__Records supplied__.
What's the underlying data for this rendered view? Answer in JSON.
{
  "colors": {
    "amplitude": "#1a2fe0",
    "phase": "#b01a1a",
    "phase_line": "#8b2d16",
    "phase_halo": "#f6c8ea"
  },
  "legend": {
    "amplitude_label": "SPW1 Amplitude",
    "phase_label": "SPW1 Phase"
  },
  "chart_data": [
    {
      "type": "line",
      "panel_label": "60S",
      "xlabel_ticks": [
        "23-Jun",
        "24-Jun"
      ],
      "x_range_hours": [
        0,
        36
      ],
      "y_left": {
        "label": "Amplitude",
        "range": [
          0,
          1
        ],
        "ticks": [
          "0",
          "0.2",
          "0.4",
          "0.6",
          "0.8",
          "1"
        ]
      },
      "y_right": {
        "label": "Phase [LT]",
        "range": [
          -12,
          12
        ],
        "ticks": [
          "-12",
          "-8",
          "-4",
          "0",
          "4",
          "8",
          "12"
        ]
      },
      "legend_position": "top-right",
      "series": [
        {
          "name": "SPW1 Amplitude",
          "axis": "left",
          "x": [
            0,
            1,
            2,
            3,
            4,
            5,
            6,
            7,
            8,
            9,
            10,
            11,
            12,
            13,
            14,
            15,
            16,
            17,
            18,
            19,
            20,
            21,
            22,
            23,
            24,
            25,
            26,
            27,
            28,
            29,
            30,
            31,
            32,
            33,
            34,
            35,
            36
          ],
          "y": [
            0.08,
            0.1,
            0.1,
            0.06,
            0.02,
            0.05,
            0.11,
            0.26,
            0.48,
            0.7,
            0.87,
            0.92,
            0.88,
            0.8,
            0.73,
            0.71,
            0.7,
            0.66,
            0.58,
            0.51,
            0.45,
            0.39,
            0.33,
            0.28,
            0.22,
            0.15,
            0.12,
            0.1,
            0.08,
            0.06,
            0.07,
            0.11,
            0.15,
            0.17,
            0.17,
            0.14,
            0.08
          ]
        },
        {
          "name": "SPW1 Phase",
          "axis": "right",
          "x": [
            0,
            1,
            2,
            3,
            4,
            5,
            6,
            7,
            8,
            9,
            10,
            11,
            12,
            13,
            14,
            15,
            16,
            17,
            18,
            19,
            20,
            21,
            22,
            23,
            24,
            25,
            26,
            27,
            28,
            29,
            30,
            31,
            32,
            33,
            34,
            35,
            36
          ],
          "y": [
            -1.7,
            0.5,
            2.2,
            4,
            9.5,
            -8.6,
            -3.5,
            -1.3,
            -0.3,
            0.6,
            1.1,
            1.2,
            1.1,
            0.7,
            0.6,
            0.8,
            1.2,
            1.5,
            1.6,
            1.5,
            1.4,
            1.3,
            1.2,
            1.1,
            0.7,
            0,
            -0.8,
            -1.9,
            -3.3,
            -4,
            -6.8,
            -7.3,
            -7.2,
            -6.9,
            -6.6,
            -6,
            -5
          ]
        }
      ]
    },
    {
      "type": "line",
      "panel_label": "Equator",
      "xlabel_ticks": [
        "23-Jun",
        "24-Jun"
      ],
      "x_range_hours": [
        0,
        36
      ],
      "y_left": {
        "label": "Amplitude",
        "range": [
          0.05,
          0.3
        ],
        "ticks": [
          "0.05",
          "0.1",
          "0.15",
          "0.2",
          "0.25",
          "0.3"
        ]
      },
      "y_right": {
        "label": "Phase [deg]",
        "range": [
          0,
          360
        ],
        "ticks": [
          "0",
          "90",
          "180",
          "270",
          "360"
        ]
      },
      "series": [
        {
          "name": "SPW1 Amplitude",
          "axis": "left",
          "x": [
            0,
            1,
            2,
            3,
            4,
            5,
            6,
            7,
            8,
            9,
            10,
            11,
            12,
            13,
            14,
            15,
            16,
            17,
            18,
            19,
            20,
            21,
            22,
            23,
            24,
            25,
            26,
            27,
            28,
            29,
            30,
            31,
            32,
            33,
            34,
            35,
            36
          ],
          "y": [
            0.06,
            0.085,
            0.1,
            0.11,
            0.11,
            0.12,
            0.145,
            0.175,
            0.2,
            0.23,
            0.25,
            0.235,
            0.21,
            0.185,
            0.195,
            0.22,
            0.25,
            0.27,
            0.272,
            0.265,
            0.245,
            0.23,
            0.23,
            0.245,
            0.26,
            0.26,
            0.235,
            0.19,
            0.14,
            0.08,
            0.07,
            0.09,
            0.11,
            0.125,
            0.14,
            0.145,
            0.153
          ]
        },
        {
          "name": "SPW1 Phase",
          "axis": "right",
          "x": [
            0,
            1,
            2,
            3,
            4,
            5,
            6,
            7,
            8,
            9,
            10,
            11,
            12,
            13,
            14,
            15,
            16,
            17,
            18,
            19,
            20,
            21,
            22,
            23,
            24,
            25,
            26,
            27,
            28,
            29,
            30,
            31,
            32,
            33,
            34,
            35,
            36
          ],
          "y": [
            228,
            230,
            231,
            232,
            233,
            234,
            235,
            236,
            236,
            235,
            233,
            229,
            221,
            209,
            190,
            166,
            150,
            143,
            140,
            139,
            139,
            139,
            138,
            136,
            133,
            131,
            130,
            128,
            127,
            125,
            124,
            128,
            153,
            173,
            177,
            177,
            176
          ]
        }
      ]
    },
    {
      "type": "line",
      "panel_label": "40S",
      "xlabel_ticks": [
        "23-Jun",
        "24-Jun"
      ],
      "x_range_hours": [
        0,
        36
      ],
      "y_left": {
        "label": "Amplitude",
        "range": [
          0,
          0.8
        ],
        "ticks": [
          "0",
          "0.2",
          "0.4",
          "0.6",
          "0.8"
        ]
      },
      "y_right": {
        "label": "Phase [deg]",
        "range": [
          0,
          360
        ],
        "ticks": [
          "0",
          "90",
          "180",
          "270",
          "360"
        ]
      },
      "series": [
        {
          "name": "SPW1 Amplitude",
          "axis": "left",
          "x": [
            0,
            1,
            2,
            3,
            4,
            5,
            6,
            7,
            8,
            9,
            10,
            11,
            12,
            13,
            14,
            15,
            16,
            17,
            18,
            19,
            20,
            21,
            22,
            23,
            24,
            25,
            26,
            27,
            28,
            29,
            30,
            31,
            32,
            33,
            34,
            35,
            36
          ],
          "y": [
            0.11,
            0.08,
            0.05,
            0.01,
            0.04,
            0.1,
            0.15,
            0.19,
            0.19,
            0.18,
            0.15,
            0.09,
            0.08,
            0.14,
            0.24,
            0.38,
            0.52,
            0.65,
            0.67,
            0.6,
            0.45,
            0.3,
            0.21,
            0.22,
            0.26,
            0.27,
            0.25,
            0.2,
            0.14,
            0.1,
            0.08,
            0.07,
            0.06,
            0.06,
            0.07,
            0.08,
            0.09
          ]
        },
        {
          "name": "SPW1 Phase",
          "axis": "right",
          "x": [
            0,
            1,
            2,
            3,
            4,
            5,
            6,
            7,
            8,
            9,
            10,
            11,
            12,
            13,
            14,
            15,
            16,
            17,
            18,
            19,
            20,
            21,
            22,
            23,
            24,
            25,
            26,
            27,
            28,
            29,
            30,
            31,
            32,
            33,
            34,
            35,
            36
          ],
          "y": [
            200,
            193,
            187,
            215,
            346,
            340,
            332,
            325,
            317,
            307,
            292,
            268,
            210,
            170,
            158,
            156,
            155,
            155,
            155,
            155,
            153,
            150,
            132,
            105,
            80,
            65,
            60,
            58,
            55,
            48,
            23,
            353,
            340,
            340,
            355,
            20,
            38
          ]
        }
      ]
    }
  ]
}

__Given problem__. Using the listing above, please repeat every entry exactly.

__Problem solution__.
What's the underlying data for this rendered view? Answer in JSON.
{
  "colors": {
    "amplitude": "#1a2fe0",
    "phase": "#b01a1a",
    "phase_line": "#8b2d16",
    "phase_halo": "#f6c8ea"
  },
  "legend": {
    "amplitude_label": "SPW1 Amplitude",
    "phase_label": "SPW1 Phase"
  },
  "chart_data": [
    {
      "type": "line",
      "panel_label": "60S",
      "xlabel_ticks": [
        "23-Jun",
        "24-Jun"
      ],
      "x_range_hours": [
        0,
        36
      ],
      "y_left": {
        "label": "Amplitude",
        "range": [
          0,
          1
        ],
        "ticks": [
          "0",
          "0.2",
          "0.4",
          "0.6",
          "0.8",
          "1"
        ]
      },
      "y_right": {
        "label": "Phase [LT]",
        "range": [
          -12,
          12
        ],
        "ticks": [
          "-12",
          "-8",
          "-4",
          "0",
          "4",
          "8",
          "12"
        ]
      },
      "legend_position": "top-right",
      "series": [
        {
          "name": "SPW1 Amplitude",
          "axis": "left",
          "x": [
            0,
            1,
            2,
            3,
            4,
            5,
            6,
            7,
            8,
            9,
            10,
            11,
            12,
            13,
            14,
            15,
            16,
            17,
            18,
            19,
            20,
            21,
            22,
            23,
            24,
            25,
            26,
            27,
            28,
            29,
            30,
            31,
            32,
            33,
            34,
            35,
            36
          ],
          "y": [
            0.08,
            0.1,
            0.1,
            0.06,
            0.02,
            0.05,
            0.11,
            0.26,
            0.48,
            0.7,
            0.87,
            0.92,
            0.88,
            0.8,
            0.73,
            0.71,
            0.7,
            0.66,
            0.58,
            0.51,
            0.45,
            0.39,
            0.33,
            0.28,
            0.22,
            0.15,
            0.12,
            0.1,
            0.08,
            0.06,
            0.07,
            0.11,
            0.15,
            0.17,
            0.17,
            0.14,
            0.08
          ]
        },
        {
          "name": "SPW1 Phase",
          "axis": "right",
          "x": [
            0,
            1,
            2,
            3,
            4,
            5,
            6,
            7,
            8,
            9,
            10,
            11,
            12,
            13,
            14,
            15,
            16,
            17,
            18,
            19,
            20,
            21,
            22,
            23,
            24,
            25,
            26,
            27,
            28,
            29,
            30,
            31,
            32,
            33,
            34,
            35,
            36
          ],
          "y": [
            -1.7,
            0.5,
            2.2,
            4,
            9.5,
            -8.6,
            -3.5,
            -1.3,
            -0.3,
            0.6,
            1.1,
            1.2,
            1.1,
            0.7,
            0.6,
            0.8,
            1.2,
            1.5,
            1.6,
            1.5,
            1.4,
            1.3,
            1.2,
            1.1,
            0.7,
            0,
            -0.8,
            -1.9,
            -3.3,
            -4,
            -6.8,
            -7.3,
            -7.2,
            -6.9,
            -6.6,
            -6,
            -5
          ]
        }
      ]
    },
    {
      "type": "line",
      "panel_label": "Equator",
      "xlabel_ticks": [
        "23-Jun",
        "24-Jun"
      ],
      "x_range_hours": [
        0,
        36
      ],
      "y_left": {
        "label": "Amplitude",
        "range": [
          0.05,
          0.3
        ],
        "ticks": [
          "0.05",
          "0.1",
          "0.15",
          "0.2",
          "0.25",
          "0.3"
        ]
      },
      "y_right": {
        "label": "Phase [deg]",
        "range": [
          0,
          360
        ],
        "ticks": [
          "0",
          "90",
          "180",
          "270",
          "360"
        ]
      },
      "series": [
        {
          "name": "SPW1 Amplitude",
          "axis": "left",
          "x": [
            0,
            1,
            2,
            3,
            4,
            5,
            6,
            7,
            8,
            9,
            10,
            11,
            12,
            13,
            14,
            15,
            16,
            17,
            18,
            19,
            20,
            21,
            22,
            23,
            24,
            25,
            26,
            27,
            28,
            29,
            30,
            31,
            32,
            33,
            34,
            35,
            36
          ],
          "y": [
            0.06,
            0.085,
            0.1,
            0.11,
            0.11,
            0.12,
            0.145,
            0.175,
            0.2,
            0.23,
            0.25,
            0.235,
            0.21,
            0.185,
            0.195,
            0.22,
            0.25,
            0.27,
            0.272,
            0.265,
            0.245,
            0.23,
            0.23,
            0.245,
            0.26,
            0.26,
            0.235,
            0.19,
            0.14,
            0.08,
            0.07,
            0.09,
            0.11,
            0.125,
            0.14,
            0.145,
            0.153
          ]
        },
        {
          "name": "SPW1 Phase",
          "axis": "right",
          "x": [
            0,
            1,
            2,
            3,
            4,
            5,
            6,
            7,
            8,
            9,
            10,
            11,
            12,
            13,
            14,
            15,
            16,
            17,
            18,
            19,
            20,
            21,
            22,
            23,
            24,
            25,
            26,
            27,
            28,
            29,
            30,
            31,
            32,
            33,
            34,
            35,
            36
          ],
          "y": [
            228,
            230,
            231,
            232,
            233,
            234,
            235,
            236,
            236,
            235,
            233,
            229,
            221,
            209,
            190,
            166,
            150,
            143,
            140,
            139,
            139,
            139,
            138,
            136,
            133,
            131,
            130,
            128,
            127,
            125,
            124,
            128,
            153,
            173,
            177,
            177,
            176
          ]
        }
      ]
    },
    {
      "type": "line",
      "panel_label": "40S",
      "xlabel_ticks": [
        "23-Jun",
        "24-Jun"
      ],
      "x_range_hours": [
        0,
        36
      ],
      "y_left": {
        "label": "Amplitude",
        "range": [
          0,
          0.8
        ],
        "ticks": [
          "0",
          "0.2",
          "0.4",
          "0.6",
          "0.8"
        ]
      },
      "y_right": {
        "label": "Phase [deg]",
        "range": [
          0,
          360
        ],
        "ticks": [
          "0",
          "90",
          "180",
          "270",
          "360"
        ]
      },
      "series": [
        {
          "name": "SPW1 Amplitude",
          "axis": "left",
          "x": [
            0,
            1,
            2,
            3,
            4,
            5,
            6,
            7,
            8,
            9,
            10,
            11,
            12,
            13,
            14,
            15,
            16,
            17,
            18,
            19,
            20,
            21,
            22,
            23,
            24,
            25,
            26,
            27,
            28,
            29,
            30,
            31,
            32,
            33,
            34,
            35,
            36
          ],
          "y": [
            0.11,
            0.08,
            0.05,
            0.01,
            0.04,
            0.1,
            0.15,
            0.19,
            0.19,
            0.18,
            0.15,
            0.09,
            0.08,
            0.14,
            0.24,
            0.38,
            0.52,
            0.65,
            0.67,
            0.6,
            0.45,
            0.3,
            0.21,
            0.22,
            0.26,
            0.27,
            0.25,
            0.2,
            0.14,
            0.1,
            0.08,
            0.07,
            0.06,
            0.06,
            0.07,
            0.08,
            0.09
          ]
        },
        {
          "name": "SPW1 Phase",
          "axis": "right",
          "x": [
            0,
            1,
            2,
            3,
            4,
            5,
            6,
            7,
            8,
            9,
            10,
            11,
            12,
            13,
            14,
            15,
            16,
            17,
            18,
            19,
            20,
            21,
            22,
            23,
            24,
            25,
            26,
            27,
            28,
            29,
            30,
            31,
            32,
            33,
            34,
            35,
            36
          ],
          "y": [
            200,
            193,
            187,
            215,
            346,
            340,
            332,
            325,
            317,
            307,
            292,
            268,
            210,
            170,
            158,
            156,
            155,
            155,
            155,
            155,
            153,
            150,
            132,
            105,
            80,
            65,
            60,
            58,
            55,
            48,
            23,
            353,
            340,
            340,
            355,
            20,
            38
          ]
        }
      ]
    }
  ]
}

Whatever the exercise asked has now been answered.